**Task requirements:** Locate the string "住房公积金" throughout the material and copy every line in which it occurs.

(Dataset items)
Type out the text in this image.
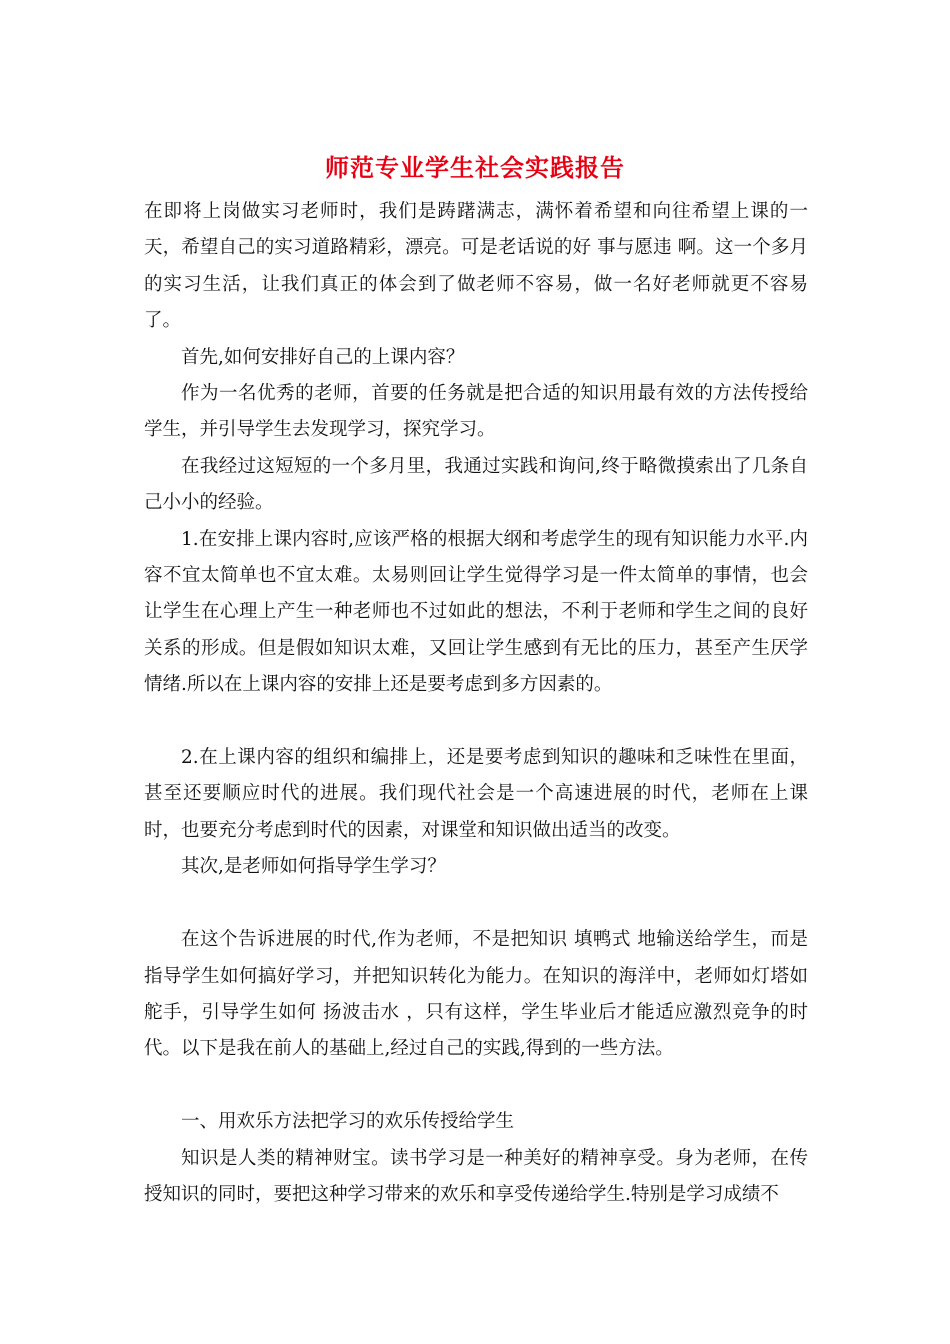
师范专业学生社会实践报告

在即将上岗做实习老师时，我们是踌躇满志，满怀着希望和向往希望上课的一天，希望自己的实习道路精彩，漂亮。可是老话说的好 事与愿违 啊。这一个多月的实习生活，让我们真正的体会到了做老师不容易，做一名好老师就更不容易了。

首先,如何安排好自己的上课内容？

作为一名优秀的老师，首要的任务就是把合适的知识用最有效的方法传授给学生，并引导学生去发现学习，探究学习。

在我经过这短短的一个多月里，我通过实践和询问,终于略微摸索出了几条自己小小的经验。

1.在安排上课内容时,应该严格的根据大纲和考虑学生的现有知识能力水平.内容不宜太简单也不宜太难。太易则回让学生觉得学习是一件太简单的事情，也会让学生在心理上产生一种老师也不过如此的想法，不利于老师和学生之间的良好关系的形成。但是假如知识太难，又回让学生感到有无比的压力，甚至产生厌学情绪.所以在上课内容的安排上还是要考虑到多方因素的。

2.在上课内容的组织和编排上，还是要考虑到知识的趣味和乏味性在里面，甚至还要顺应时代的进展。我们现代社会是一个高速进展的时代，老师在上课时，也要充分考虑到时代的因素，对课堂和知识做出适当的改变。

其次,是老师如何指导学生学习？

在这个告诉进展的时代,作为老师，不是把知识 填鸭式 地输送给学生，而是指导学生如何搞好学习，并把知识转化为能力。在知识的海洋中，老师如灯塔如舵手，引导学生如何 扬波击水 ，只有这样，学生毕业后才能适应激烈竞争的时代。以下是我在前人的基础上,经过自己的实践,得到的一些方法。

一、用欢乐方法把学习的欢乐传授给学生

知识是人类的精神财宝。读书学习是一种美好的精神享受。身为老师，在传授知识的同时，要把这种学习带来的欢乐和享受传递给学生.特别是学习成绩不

==

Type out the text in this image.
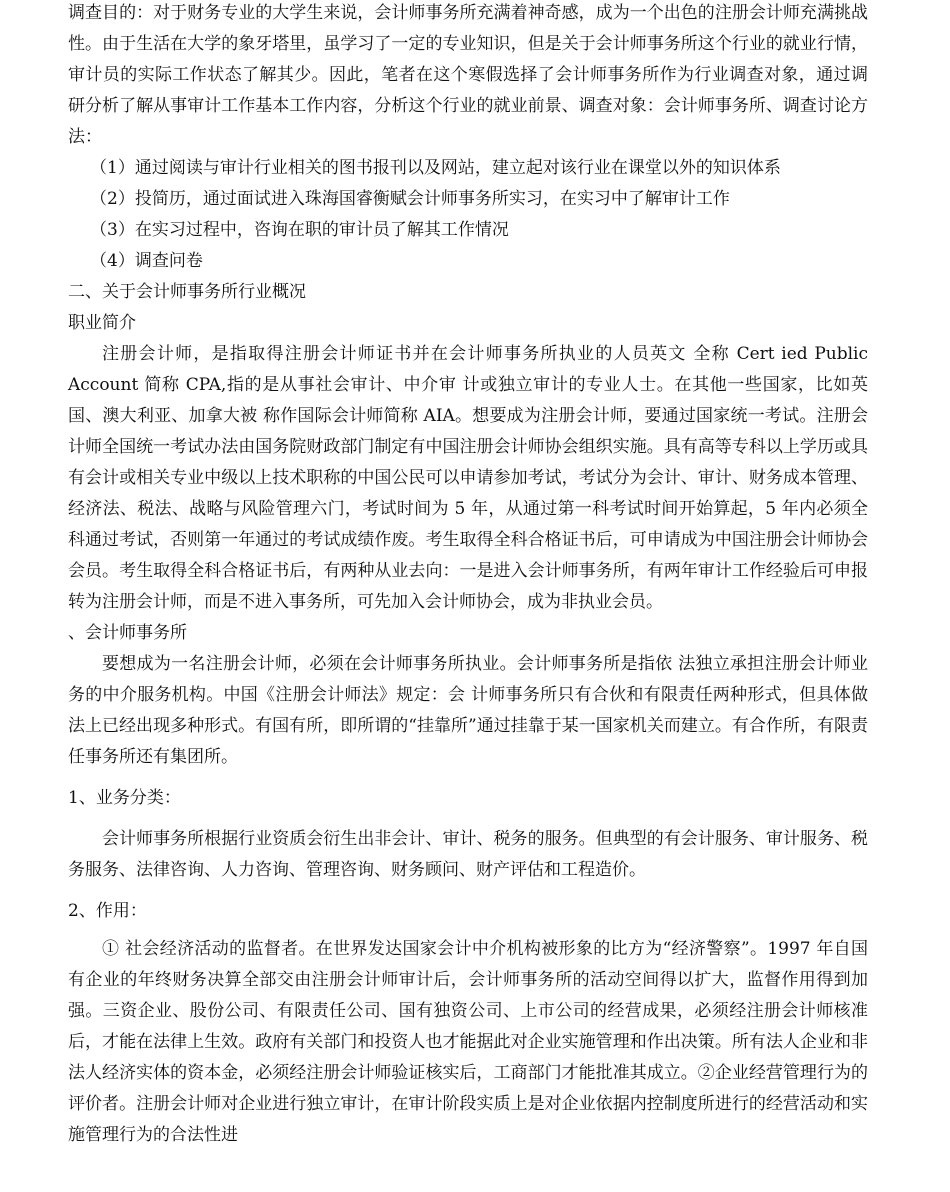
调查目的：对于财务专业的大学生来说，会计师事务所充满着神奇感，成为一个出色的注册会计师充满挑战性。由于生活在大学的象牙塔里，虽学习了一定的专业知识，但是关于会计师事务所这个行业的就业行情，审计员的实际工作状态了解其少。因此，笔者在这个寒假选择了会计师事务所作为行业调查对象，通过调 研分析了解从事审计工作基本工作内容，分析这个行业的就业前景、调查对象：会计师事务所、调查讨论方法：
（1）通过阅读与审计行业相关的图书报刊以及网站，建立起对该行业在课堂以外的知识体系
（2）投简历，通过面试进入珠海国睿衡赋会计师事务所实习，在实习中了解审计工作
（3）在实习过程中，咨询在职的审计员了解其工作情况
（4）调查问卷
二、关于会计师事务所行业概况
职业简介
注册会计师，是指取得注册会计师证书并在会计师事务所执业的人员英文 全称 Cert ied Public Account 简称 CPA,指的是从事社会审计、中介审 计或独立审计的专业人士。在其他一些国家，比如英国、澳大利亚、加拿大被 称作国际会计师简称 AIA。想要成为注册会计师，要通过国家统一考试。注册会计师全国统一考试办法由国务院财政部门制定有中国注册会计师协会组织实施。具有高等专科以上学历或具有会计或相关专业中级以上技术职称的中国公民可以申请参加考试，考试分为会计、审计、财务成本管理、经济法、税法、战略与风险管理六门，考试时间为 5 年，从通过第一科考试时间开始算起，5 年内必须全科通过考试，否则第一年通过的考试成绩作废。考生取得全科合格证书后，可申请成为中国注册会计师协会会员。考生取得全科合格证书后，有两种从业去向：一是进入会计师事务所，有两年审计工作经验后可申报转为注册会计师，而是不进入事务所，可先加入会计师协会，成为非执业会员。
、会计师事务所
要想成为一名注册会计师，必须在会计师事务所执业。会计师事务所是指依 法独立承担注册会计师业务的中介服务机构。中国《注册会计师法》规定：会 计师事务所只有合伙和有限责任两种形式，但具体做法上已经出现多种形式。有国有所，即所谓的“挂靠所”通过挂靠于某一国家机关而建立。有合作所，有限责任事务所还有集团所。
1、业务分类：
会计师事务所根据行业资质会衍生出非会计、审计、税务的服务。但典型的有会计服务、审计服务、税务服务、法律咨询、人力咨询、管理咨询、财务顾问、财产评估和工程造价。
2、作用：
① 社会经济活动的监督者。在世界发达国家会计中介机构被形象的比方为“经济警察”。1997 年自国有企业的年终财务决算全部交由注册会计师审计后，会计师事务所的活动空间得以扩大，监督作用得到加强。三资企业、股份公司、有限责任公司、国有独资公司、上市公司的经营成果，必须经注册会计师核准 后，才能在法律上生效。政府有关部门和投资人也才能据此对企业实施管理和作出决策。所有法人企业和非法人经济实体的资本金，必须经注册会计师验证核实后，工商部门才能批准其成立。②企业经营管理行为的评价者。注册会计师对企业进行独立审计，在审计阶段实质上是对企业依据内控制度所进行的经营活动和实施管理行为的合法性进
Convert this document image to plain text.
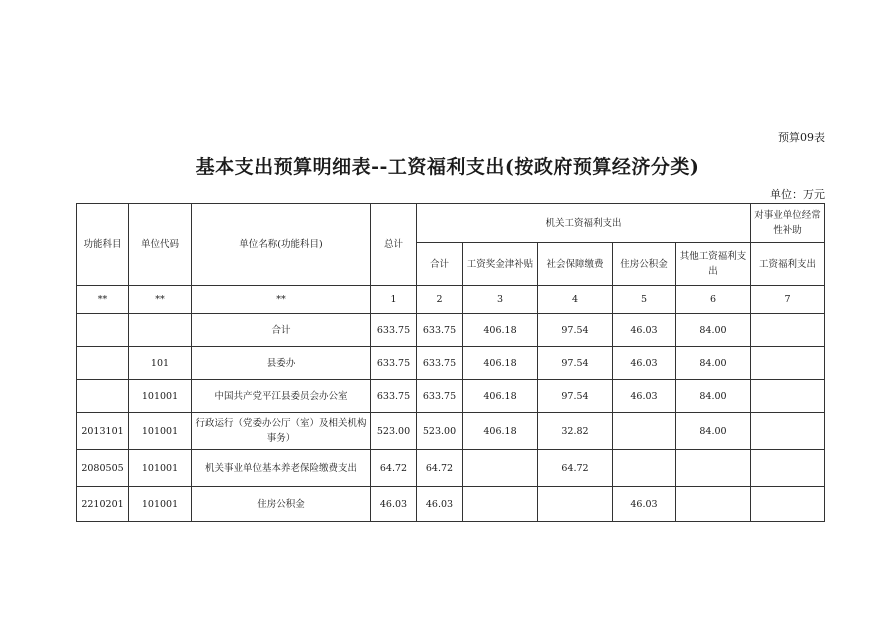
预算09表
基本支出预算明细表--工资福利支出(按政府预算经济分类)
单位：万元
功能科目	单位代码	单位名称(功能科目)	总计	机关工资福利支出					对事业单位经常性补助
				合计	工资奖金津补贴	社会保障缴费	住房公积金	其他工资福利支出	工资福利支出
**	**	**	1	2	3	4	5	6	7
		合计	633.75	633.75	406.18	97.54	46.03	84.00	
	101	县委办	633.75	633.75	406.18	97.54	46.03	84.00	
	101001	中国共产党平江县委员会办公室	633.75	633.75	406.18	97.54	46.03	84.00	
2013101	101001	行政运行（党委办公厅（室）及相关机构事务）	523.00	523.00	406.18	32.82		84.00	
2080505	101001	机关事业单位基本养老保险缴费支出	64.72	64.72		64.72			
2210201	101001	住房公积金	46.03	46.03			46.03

**Final result:**
				合计	工资奖金津补贴	社会保障缴费	住房公积金	其他工资福利支出	工资福利支出
2210201	101001	住房公积金	46.03	46.03			46.03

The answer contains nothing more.